- _YOUR OBJECTIVE_:
Each entry needs to be restated exactly as written.

* Start *

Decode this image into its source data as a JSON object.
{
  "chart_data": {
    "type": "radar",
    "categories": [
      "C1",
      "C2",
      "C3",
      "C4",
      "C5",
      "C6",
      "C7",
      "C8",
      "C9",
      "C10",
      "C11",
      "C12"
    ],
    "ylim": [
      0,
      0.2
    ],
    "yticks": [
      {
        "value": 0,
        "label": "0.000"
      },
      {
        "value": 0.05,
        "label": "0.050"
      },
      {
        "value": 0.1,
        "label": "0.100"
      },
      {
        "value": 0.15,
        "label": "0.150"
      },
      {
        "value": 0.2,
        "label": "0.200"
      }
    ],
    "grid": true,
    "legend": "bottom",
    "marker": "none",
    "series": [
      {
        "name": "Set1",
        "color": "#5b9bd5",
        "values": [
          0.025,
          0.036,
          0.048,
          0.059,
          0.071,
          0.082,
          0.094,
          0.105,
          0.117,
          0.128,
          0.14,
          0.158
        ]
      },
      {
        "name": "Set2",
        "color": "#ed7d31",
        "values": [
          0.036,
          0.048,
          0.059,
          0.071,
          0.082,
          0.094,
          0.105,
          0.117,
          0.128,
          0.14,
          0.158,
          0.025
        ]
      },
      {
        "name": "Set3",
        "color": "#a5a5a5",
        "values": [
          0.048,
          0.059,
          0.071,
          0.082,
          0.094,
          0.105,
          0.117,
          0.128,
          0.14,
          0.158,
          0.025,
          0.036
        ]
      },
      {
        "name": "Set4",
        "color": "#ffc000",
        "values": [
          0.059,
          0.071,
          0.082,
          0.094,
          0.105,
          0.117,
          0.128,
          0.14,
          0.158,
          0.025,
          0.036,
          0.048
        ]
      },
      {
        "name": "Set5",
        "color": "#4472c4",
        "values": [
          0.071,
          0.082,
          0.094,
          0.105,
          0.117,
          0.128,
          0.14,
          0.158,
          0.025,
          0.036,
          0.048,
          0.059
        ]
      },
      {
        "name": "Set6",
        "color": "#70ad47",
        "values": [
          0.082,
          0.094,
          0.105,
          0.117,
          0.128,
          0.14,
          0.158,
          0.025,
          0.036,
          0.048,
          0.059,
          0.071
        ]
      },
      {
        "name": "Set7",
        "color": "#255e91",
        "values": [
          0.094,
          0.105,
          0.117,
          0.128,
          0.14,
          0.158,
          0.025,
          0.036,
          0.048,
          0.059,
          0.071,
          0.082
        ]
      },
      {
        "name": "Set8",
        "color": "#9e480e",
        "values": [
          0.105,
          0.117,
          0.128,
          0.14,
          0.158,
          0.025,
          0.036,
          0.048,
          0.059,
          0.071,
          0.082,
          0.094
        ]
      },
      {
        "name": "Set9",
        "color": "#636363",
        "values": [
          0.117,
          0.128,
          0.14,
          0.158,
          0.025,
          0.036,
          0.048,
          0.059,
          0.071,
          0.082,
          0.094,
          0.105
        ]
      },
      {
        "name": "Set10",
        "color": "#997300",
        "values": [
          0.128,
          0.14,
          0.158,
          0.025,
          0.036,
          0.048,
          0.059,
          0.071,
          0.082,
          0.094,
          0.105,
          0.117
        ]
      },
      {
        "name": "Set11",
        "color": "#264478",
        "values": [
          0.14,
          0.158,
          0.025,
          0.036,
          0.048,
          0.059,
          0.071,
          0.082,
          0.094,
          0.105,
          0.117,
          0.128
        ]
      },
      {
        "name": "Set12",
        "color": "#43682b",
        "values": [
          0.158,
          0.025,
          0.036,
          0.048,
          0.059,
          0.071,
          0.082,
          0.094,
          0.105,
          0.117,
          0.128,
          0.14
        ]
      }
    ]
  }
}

* End *

- _COMPLETED EXERCISE_:
Decode this image into its source data as a JSON object.
{
  "chart_data": {
    "type": "radar",
    "categories": [
      "C1",
      "C2",
      "C3",
      "C4",
      "C5",
      "C6",
      "C7",
      "C8",
      "C9",
      "C10",
      "C11",
      "C12"
    ],
    "ylim": [
      0,
      0.2
    ],
    "yticks": [
      {
        "value": 0,
        "label": "0.000"
      },
      {
        "value": 0.05,
        "label": "0.050"
      },
      {
        "value": 0.1,
        "label": "0.100"
      },
      {
        "value": 0.15,
        "label": "0.150"
      },
      {
        "value": 0.2,
        "label": "0.200"
      }
    ],
    "grid": true,
    "legend": "bottom",
    "marker": "none",
    "series": [
      {
        "name": "Set1",
        "color": "#5b9bd5",
        "values": [
          0.025,
          0.036,
          0.048,
          0.059,
          0.071,
          0.082,
          0.094,
          0.105,
          0.117,
          0.128,
          0.14,
          0.158
        ]
      },
      {
        "name": "Set2",
        "color": "#ed7d31",
        "values": [
          0.036,
          0.048,
          0.059,
          0.071,
          0.082,
          0.094,
          0.105,
          0.117,
          0.128,
          0.14,
          0.158,
          0.025
        ]
      },
      {
        "name": "Set3",
        "color": "#a5a5a5",
        "values": [
          0.048,
          0.059,
          0.071,
          0.082,
          0.094,
          0.105,
          0.117,
          0.128,
          0.14,
          0.158,
          0.025,
          0.036
        ]
      },
      {
        "name": "Set4",
        "color": "#ffc000",
        "values": [
          0.059,
          0.071,
          0.082,
          0.094,
          0.105,
          0.117,
          0.128,
          0.14,
          0.158,
          0.025,
          0.036,
          0.048
        ]
      },
      {
        "name": "Set5",
        "color": "#4472c4",
        "values": [
          0.071,
          0.082,
          0.094,
          0.105,
          0.117,
          0.128,
          0.14,
          0.158,
          0.025,
          0.036,
          0.048,
          0.059
        ]
      },
      {
        "name": "Set6",
        "color": "#70ad47",
        "values": [
          0.082,
          0.094,
          0.105,
          0.117,
          0.128,
          0.14,
          0.158,
          0.025,
          0.036,
          0.048,
          0.059,
          0.071
        ]
      },
      {
        "name": "Set7",
        "color": "#255e91",
        "values": [
          0.094,
          0.105,
          0.117,
          0.128,
          0.14,
          0.158,
          0.025,
          0.036,
          0.048,
          0.059,
          0.071,
          0.082
        ]
      },
      {
        "name": "Set8",
        "color": "#9e480e",
        "values": [
          0.105,
          0.117,
          0.128,
          0.14,
          0.158,
          0.025,
          0.036,
          0.048,
          0.059,
          0.071,
          0.082,
          0.094
        ]
      },
      {
        "name": "Set9",
        "color": "#636363",
        "values": [
          0.117,
          0.128,
          0.14,
          0.158,
          0.025,
          0.036,
          0.048,
          0.059,
          0.071,
          0.082,
          0.094,
          0.105
        ]
      },
      {
        "name": "Set10",
        "color": "#997300",
        "values": [
          0.128,
          0.14,
          0.158,
          0.025,
          0.036,
          0.048,
          0.059,
          0.071,
          0.082,
          0.094,
          0.105,
          0.117
        ]
      },
      {
        "name": "Set11",
        "color": "#264478",
        "values": [
          0.14,
          0.158,
          0.025,
          0.036,
          0.048,
          0.059,
          0.071,
          0.082,
          0.094,
          0.105,
          0.117,
          0.128
        ]
      },
      {
        "name": "Set12",
        "color": "#43682b",
        "values": [
          0.158,
          0.025,
          0.036,
          0.048,
          0.059,
          0.071,
          0.082,
          0.094,
          0.105,
          0.117,
          0.128,
          0.14
        ]
      }
    ]
  }
}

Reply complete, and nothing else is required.